EXERCISE TASK
Retype the material word for word.

DATA TO USE
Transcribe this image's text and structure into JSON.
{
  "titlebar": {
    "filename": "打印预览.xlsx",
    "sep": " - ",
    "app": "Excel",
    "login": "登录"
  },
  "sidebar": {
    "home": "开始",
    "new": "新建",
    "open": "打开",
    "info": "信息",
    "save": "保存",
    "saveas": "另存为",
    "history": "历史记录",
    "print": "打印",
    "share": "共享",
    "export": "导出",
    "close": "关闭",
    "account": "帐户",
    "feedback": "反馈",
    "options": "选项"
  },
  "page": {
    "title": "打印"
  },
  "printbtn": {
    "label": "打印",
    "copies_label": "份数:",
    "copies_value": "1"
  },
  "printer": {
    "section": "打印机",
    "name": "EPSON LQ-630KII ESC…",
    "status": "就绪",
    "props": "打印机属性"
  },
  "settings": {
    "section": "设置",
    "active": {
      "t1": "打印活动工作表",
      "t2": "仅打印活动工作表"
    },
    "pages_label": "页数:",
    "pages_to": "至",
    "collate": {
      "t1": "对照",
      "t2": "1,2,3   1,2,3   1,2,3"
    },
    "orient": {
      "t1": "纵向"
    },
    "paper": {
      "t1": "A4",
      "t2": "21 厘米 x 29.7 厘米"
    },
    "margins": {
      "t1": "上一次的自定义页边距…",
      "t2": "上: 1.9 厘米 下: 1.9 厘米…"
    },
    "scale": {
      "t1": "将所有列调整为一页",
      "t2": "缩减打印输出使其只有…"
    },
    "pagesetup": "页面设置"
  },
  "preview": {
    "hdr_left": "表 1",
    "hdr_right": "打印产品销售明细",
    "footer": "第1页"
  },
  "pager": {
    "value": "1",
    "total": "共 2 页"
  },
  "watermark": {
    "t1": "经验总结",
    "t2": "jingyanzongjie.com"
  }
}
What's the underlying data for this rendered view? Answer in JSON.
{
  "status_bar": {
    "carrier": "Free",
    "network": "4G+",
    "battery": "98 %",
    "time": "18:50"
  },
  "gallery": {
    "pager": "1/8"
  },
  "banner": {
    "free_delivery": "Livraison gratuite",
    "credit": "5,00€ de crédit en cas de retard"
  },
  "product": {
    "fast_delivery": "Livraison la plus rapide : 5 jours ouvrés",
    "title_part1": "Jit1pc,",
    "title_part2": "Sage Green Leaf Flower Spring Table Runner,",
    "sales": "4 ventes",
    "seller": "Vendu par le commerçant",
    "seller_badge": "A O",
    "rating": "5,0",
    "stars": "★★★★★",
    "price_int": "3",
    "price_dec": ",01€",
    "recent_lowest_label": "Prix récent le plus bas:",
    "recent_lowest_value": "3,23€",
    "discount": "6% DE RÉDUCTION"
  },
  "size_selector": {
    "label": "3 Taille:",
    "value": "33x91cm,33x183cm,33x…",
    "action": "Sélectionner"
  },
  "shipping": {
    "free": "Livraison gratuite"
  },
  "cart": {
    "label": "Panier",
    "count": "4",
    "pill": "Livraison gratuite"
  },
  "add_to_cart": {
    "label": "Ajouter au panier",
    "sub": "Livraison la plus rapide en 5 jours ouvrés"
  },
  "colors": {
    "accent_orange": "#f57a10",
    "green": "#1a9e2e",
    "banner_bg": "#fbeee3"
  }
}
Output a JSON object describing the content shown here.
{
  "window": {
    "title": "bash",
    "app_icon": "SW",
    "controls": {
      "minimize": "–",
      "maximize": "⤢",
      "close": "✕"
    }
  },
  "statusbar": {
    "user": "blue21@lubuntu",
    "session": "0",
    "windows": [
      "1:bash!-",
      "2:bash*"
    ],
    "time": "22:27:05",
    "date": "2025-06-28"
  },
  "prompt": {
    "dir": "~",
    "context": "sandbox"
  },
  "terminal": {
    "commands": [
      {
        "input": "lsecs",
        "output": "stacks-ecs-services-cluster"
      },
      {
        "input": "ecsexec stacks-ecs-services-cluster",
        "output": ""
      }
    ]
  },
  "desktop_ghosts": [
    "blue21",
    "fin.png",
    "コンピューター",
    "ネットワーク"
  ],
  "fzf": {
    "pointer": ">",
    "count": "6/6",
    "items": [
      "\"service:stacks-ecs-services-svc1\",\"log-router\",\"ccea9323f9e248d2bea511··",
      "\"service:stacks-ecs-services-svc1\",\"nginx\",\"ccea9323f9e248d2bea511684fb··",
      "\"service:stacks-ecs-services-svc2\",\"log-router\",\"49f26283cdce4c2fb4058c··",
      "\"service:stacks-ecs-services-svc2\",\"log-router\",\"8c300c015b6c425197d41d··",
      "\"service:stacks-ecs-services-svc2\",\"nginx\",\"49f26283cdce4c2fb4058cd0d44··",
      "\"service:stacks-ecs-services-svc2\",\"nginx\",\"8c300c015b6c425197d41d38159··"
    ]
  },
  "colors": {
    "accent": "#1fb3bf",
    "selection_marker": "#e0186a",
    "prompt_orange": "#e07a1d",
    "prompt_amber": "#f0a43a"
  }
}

EXERCISE SOLUTION
Transcribe this image's text and structure into JSON.
{
  "titlebar": {
    "filename": "打印预览.xlsx",
    "sep": " - ",
    "app": "Excel",
    "login": "登录"
  },
  "sidebar": {
    "home": "开始",
    "new": "新建",
    "open": "打开",
    "info": "信息",
    "save": "保存",
    "saveas": "另存为",
    "history": "历史记录",
    "print": "打印",
    "share": "共享",
    "export": "导出",
    "close": "关闭",
    "account": "帐户",
    "feedback": "反馈",
    "options": "选项"
  },
  "page": {
    "title": "打印"
  },
  "printbtn": {
    "label": "打印",
    "copies_label": "份数:",
    "copies_value": "1"
  },
  "printer": {
    "section": "打印机",
    "name": "EPSON LQ-630KII ESC…",
    "status": "就绪",
    "props": "打印机属性"
  },
  "settings": {
    "section": "设置",
    "active": {
      "t1": "打印活动工作表",
      "t2": "仅打印活动工作表"
    },
    "pages_label": "页数:",
    "pages_to": "至",
    "collate": {
      "t1": "对照",
      "t2": "1,2,3   1,2,3   1,2,3"
    },
    "orient": {
      "t1": "纵向"
    },
    "paper": {
      "t1": "A4",
      "t2": "21 厘米 x 29.7 厘米"
    },
    "margins": {
      "t1": "上一次的自定义页边距…",
      "t2": "上: 1.9 厘米 下: 1.9 厘米…"
    },
    "scale": {
      "t1": "将所有列调整为一页",
      "t2": "缩减打印输出使其只有…"
    },
    "pagesetup": "页面设置"
  },
  "preview": {
    "hdr_left": "表 1",
    "hdr_right": "打印产品销售明细",
    "footer": "第1页"
  },
  "pager": {
    "value": "1",
    "total": "共 2 页"
  },
  "watermark": {
    "t1": "经验总结",
    "t2": "jingyanzongjie.com"
  }
}
What's the underlying data for this rendered view? Answer in JSON.
{
  "status_bar": {
    "carrier": "Free",
    "network": "4G+",
    "battery": "98 %",
    "time": "18:50"
  },
  "gallery": {
    "pager": "1/8"
  },
  "banner": {
    "free_delivery": "Livraison gratuite",
    "credit": "5,00€ de crédit en cas de retard"
  },
  "product": {
    "fast_delivery": "Livraison la plus rapide : 5 jours ouvrés",
    "title_part1": "Jit1pc,",
    "title_part2": "Sage Green Leaf Flower Spring Table Runner,",
    "sales": "4 ventes",
    "seller": "Vendu par le commerçant",
    "seller_badge": "A O",
    "rating": "5,0",
    "stars": "★★★★★",
    "price_int": "3",
    "price_dec": ",01€",
    "recent_lowest_label": "Prix récent le plus bas:",
    "recent_lowest_value": "3,23€",
    "discount": "6% DE RÉDUCTION"
  },
  "size_selector": {
    "label": "3 Taille:",
    "value": "33x91cm,33x183cm,33x…",
    "action": "Sélectionner"
  },
  "shipping": {
    "free": "Livraison gratuite"
  },
  "cart": {
    "label": "Panier",
    "count": "4",
    "pill": "Livraison gratuite"
  },
  "add_to_cart": {
    "label": "Ajouter au panier",
    "sub": "Livraison la plus rapide en 5 jours ouvrés"
  },
  "colors": {
    "accent_orange": "#f57a10",
    "green": "#1a9e2e",
    "banner_bg": "#fbeee3"
  }
}
Output a JSON object describing the content shown here.
{
  "window": {
    "title": "bash",
    "app_icon": "SW",
    "controls": {
      "minimize": "–",
      "maximize": "⤢",
      "close": "✕"
    }
  },
  "statusbar": {
    "user": "blue21@lubuntu",
    "session": "0",
    "windows": [
      "1:bash!-",
      "2:bash*"
    ],
    "time": "22:27:05",
    "date": "2025-06-28"
  },
  "prompt": {
    "dir": "~",
    "context": "sandbox"
  },
  "terminal": {
    "commands": [
      {
        "input": "lsecs",
        "output": "stacks-ecs-services-cluster"
      },
      {
        "input": "ecsexec stacks-ecs-services-cluster",
        "output": ""
      }
    ]
  },
  "desktop_ghosts": [
    "blue21",
    "fin.png",
    "コンピューター",
    "ネットワーク"
  ],
  "fzf": {
    "pointer": ">",
    "count": "6/6",
    "items": [
      "\"service:stacks-ecs-services-svc1\",\"log-router\",\"ccea9323f9e248d2bea511··",
      "\"service:stacks-ecs-services-svc1\",\"nginx\",\"ccea9323f9e248d2bea511684fb··",
      "\"service:stacks-ecs-services-svc2\",\"log-router\",\"49f26283cdce4c2fb4058c··",
      "\"service:stacks-ecs-services-svc2\",\"log-router\",\"8c300c015b6c425197d41d··",
      "\"service:stacks-ecs-services-svc2\",\"nginx\",\"49f26283cdce4c2fb4058cd0d44··",
      "\"service:stacks-ecs-services-svc2\",\"nginx\",\"8c300c015b6c425197d41d38159··"
    ]
  },
  "colors": {
    "accent": "#1fb3bf",
    "selection_marker": "#e0186a",
    "prompt_orange": "#e07a1d",
    "prompt_amber": "#f0a43a"
  }
}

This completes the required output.